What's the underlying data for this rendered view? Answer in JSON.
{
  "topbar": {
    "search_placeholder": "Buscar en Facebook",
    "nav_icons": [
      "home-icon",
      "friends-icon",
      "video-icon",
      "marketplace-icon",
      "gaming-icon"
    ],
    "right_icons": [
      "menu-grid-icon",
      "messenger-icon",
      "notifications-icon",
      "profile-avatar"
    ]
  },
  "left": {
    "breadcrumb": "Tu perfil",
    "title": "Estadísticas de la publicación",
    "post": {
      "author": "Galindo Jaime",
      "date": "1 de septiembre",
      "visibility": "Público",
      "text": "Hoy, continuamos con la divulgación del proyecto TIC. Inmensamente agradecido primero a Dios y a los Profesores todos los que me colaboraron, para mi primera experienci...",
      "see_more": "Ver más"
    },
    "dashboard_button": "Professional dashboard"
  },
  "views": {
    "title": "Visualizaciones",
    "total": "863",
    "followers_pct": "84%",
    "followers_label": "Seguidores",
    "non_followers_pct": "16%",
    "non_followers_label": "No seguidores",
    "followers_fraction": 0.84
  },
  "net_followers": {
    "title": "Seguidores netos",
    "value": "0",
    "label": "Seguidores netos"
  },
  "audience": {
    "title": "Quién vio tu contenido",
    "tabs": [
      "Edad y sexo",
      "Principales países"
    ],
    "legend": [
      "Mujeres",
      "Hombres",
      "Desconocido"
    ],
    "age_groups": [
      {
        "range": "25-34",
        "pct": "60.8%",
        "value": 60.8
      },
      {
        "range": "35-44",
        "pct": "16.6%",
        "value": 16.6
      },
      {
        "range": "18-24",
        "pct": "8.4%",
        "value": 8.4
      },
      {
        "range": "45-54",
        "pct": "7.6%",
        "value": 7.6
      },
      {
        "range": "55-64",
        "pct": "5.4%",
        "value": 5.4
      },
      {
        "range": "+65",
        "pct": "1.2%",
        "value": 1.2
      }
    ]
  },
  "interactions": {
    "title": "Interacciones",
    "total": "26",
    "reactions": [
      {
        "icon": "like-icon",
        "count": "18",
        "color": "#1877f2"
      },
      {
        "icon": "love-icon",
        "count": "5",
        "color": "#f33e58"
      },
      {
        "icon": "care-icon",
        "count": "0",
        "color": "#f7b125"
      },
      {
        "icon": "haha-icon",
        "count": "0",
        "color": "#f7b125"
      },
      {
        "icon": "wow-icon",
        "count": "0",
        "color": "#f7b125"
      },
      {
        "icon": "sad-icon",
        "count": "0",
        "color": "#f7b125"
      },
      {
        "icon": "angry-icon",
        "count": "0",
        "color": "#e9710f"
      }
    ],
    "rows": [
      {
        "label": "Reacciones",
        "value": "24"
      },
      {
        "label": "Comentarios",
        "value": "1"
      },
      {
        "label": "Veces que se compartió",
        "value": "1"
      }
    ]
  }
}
----------------------------------------
__What you should do__. Extract the entries above verbatim.

__Reply to the task__.
What's the underlying data for this rendered view? Answer in JSON.
{
  "topbar": {
    "search_placeholder": "Buscar en Facebook",
    "nav_icons": [
      "home-icon",
      "friends-icon",
      "video-icon",
      "marketplace-icon",
      "gaming-icon"
    ],
    "right_icons": [
      "menu-grid-icon",
      "messenger-icon",
      "notifications-icon",
      "profile-avatar"
    ]
  },
  "left": {
    "breadcrumb": "Tu perfil",
    "title": "Estadísticas de la publicación",
    "post": {
      "author": "Galindo Jaime",
      "date": "1 de septiembre",
      "visibility": "Público",
      "text": "Hoy, continuamos con la divulgación del proyecto TIC. Inmensamente agradecido primero a Dios y a los Profesores todos los que me colaboraron, para mi primera experienci...",
      "see_more": "Ver más"
    },
    "dashboard_button": "Professional dashboard"
  },
  "views": {
    "title": "Visualizaciones",
    "total": "863",
    "followers_pct": "84%",
    "followers_label": "Seguidores",
    "non_followers_pct": "16%",
    "non_followers_label": "No seguidores",
    "followers_fraction": 0.84
  },
  "net_followers": {
    "title": "Seguidores netos",
    "value": "0",
    "label": "Seguidores netos"
  },
  "audience": {
    "title": "Quién vio tu contenido",
    "tabs": [
      "Edad y sexo",
      "Principales países"
    ],
    "legend": [
      "Mujeres",
      "Hombres",
      "Desconocido"
    ],
    "age_groups": [
      {
        "range": "25-34",
        "pct": "60.8%",
        "value": 60.8
      },
      {
        "range": "35-44",
        "pct": "16.6%",
        "value": 16.6
      },
      {
        "range": "18-24",
        "pct": "8.4%",
        "value": 8.4
      },
      {
        "range": "45-54",
        "pct": "7.6%",
        "value": 7.6
      },
      {
        "range": "55-64",
        "pct": "5.4%",
        "value": 5.4
      },
      {
        "range": "+65",
        "pct": "1.2%",
        "value": 1.2
      }
    ]
  },
  "interactions": {
    "title": "Interacciones",
    "total": "26",
    "reactions": [
      {
        "icon": "like-icon",
        "count": "18",
        "color": "#1877f2"
      },
      {
        "icon": "love-icon",
        "count": "5",
        "color": "#f33e58"
      },
      {
        "icon": "care-icon",
        "count": "0",
        "color": "#f7b125"
      },
      {
        "icon": "haha-icon",
        "count": "0",
        "color": "#f7b125"
      },
      {
        "icon": "wow-icon",
        "count": "0",
        "color": "#f7b125"
      },
      {
        "icon": "sad-icon",
        "count": "0",
        "color": "#f7b125"
      },
      {
        "icon": "angry-icon",
        "count": "0",
        "color": "#e9710f"
      }
    ],
    "rows": [
      {
        "label": "Reacciones",
        "value": "24"
      },
      {
        "label": "Comentarios",
        "value": "1"
      },
      {
        "label": "Veces que se compartió",
        "value": "1"
      }
    ]
  }
}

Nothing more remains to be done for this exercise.